Exercise aim
Give the data a second time, exactly and in full.

Dataset entries

::::

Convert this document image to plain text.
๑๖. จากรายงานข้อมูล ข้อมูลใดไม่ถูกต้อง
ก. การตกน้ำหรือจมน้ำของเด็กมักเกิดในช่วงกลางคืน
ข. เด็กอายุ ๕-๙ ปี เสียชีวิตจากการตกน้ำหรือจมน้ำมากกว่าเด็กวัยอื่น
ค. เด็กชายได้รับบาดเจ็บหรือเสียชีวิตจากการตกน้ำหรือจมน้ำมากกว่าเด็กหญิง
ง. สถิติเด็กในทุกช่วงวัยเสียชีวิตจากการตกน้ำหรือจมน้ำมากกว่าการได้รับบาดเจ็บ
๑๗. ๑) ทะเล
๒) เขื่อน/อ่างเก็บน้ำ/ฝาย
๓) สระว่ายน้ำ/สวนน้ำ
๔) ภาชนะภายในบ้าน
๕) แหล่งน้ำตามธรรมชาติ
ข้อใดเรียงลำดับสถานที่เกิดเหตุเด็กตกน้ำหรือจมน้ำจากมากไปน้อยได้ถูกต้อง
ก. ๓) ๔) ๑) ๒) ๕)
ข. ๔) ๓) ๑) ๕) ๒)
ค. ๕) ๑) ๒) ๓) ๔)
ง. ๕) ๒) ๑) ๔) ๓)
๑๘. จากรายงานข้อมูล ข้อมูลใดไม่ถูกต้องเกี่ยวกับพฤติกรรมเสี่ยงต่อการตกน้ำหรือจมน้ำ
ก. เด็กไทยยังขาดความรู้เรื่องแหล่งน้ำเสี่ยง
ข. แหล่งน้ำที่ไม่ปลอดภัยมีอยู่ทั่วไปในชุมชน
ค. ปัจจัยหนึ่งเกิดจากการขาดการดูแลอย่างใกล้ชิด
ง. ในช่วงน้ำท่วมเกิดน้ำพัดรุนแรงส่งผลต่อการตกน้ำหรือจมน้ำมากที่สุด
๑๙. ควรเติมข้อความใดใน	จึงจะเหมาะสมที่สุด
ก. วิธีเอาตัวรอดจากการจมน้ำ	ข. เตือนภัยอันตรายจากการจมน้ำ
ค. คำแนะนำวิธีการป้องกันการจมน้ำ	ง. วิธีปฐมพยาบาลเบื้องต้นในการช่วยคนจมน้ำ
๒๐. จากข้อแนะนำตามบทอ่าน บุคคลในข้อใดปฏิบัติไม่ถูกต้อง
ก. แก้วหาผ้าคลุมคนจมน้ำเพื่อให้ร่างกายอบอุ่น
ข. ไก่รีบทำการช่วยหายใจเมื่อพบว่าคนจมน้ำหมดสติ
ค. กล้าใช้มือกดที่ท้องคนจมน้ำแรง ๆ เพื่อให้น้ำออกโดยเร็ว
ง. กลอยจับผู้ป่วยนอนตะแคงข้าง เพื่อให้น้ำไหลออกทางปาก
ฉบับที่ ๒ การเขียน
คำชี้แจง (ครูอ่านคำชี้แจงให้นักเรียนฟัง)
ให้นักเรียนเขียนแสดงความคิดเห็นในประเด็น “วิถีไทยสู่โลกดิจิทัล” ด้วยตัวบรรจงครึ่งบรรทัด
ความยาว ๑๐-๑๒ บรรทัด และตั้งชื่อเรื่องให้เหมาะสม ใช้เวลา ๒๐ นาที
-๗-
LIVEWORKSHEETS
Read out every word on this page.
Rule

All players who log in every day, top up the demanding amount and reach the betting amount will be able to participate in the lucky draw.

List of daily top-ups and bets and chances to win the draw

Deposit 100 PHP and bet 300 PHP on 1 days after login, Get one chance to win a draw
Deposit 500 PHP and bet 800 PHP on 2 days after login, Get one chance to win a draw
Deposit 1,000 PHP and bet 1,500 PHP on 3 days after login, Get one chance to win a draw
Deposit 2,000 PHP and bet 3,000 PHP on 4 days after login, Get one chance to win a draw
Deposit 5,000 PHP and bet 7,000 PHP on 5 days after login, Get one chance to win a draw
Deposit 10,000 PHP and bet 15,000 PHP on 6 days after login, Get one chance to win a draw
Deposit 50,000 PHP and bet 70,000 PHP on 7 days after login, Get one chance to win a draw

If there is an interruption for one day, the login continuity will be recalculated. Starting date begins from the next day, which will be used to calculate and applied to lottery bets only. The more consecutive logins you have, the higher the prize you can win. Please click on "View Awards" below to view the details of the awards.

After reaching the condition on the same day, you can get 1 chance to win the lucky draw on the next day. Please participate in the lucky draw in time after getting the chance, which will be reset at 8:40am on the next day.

::::

Final result
Convert this document image to plain text.
๑๖. จากรายงานข้อมูล ข้อมูลใดไม่ถูกต้อง
ก. การตกน้ำหรือจมน้ำของเด็กมักเกิดในช่วงกลางคืน
ข. เด็กอายุ ๕-๙ ปี เสียชีวิตจากการตกน้ำหรือจมน้ำมากกว่าเด็กวัยอื่น
ค. เด็กชายได้รับบาดเจ็บหรือเสียชีวิตจากการตกน้ำหรือจมน้ำมากกว่าเด็กหญิง
ง. สถิติเด็กในทุกช่วงวัยเสียชีวิตจากการตกน้ำหรือจมน้ำมากกว่าการได้รับบาดเจ็บ
๑๗. ๑) ทะเล
๒) เขื่อน/อ่างเก็บน้ำ/ฝาย
๓) สระว่ายน้ำ/สวนน้ำ
๔) ภาชนะภายในบ้าน
๕) แหล่งน้ำตามธรรมชาติ
ข้อใดเรียงลำดับสถานที่เกิดเหตุเด็กตกน้ำหรือจมน้ำจากมากไปน้อยได้ถูกต้อง
ก. ๓) ๔) ๑) ๒) ๕)
ข. ๔) ๓) ๑) ๕) ๒)
ค. ๕) ๑) ๒) ๓) ๔)
ง. ๕) ๒) ๑) ๔) ๓)
๑๘. จากรายงานข้อมูล ข้อมูลใดไม่ถูกต้องเกี่ยวกับพฤติกรรมเสี่ยงต่อการตกน้ำหรือจมน้ำ
ก. เด็กไทยยังขาดความรู้เรื่องแหล่งน้ำเสี่ยง
ข. แหล่งน้ำที่ไม่ปลอดภัยมีอยู่ทั่วไปในชุมชน
ค. ปัจจัยหนึ่งเกิดจากการขาดการดูแลอย่างใกล้ชิด
ง. ในช่วงน้ำท่วมเกิดน้ำพัดรุนแรงส่งผลต่อการตกน้ำหรือจมน้ำมากที่สุด
๑๙. ควรเติมข้อความใดใน	จึงจะเหมาะสมที่สุด
ก. วิธีเอาตัวรอดจากการจมน้ำ	ข. เตือนภัยอันตรายจากการจมน้ำ
ค. คำแนะนำวิธีการป้องกันการจมน้ำ	ง. วิธีปฐมพยาบาลเบื้องต้นในการช่วยคนจมน้ำ
๒๐. จากข้อแนะนำตามบทอ่าน บุคคลในข้อใดปฏิบัติไม่ถูกต้อง
ก. แก้วหาผ้าคลุมคนจมน้ำเพื่อให้ร่างกายอบอุ่น
ข. ไก่รีบทำการช่วยหายใจเมื่อพบว่าคนจมน้ำหมดสติ
ค. กล้าใช้มือกดที่ท้องคนจมน้ำแรง ๆ เพื่อให้น้ำออกโดยเร็ว
ง. กลอยจับผู้ป่วยนอนตะแคงข้าง เพื่อให้น้ำไหลออกทางปาก
ฉบับที่ ๒ การเขียน
คำชี้แจง (ครูอ่านคำชี้แจงให้นักเรียนฟัง)
ให้นักเรียนเขียนแสดงความคิดเห็นในประเด็น “วิถีไทยสู่โลกดิจิทัล” ด้วยตัวบรรจงครึ่งบรรทัด
ความยาว ๑๐-๑๒ บรรทัด และตั้งชื่อเรื่องให้เหมาะสม ใช้เวลา ๒๐ นาที
-๗-
LIVEWORKSHEETS
Read out every word on this page.
Rule

All players who log in every day, top up the demanding amount and reach the betting amount will be able to participate in the lucky draw.

List of daily top-ups and bets and chances to win the draw

Deposit 100 PHP and bet 300 PHP on 1 days after login, Get one chance to win a draw
Deposit 500 PHP and bet 800 PHP on 2 days after login, Get one chance to win a draw
Deposit 1,000 PHP and bet 1,500 PHP on 3 days after login, Get one chance to win a draw
Deposit 2,000 PHP and bet 3,000 PHP on 4 days after login, Get one chance to win a draw
Deposit 5,000 PHP and bet 7,000 PHP on 5 days after login, Get one chance to win a draw
Deposit 10,000 PHP and bet 15,000 PHP on 6 days after login, Get one chance to win a draw
Deposit 50,000 PHP and bet 70,000 PHP on 7 days after login, Get one chance to win a draw

If there is an interruption for one day, the login continuity will be recalculated. Starting date begins from the next day, which will be used to calculate and applied to lottery bets only. The more consecutive logins you have, the higher the prize you can win. Please click on "View Awards" below to view the details of the awards.

After reaching the condition on the same day, you can get 1 chance to win the lucky draw on the next day. Please participate in the lucky draw in time after getting the chance, which will be reset at 8:40am on the next day.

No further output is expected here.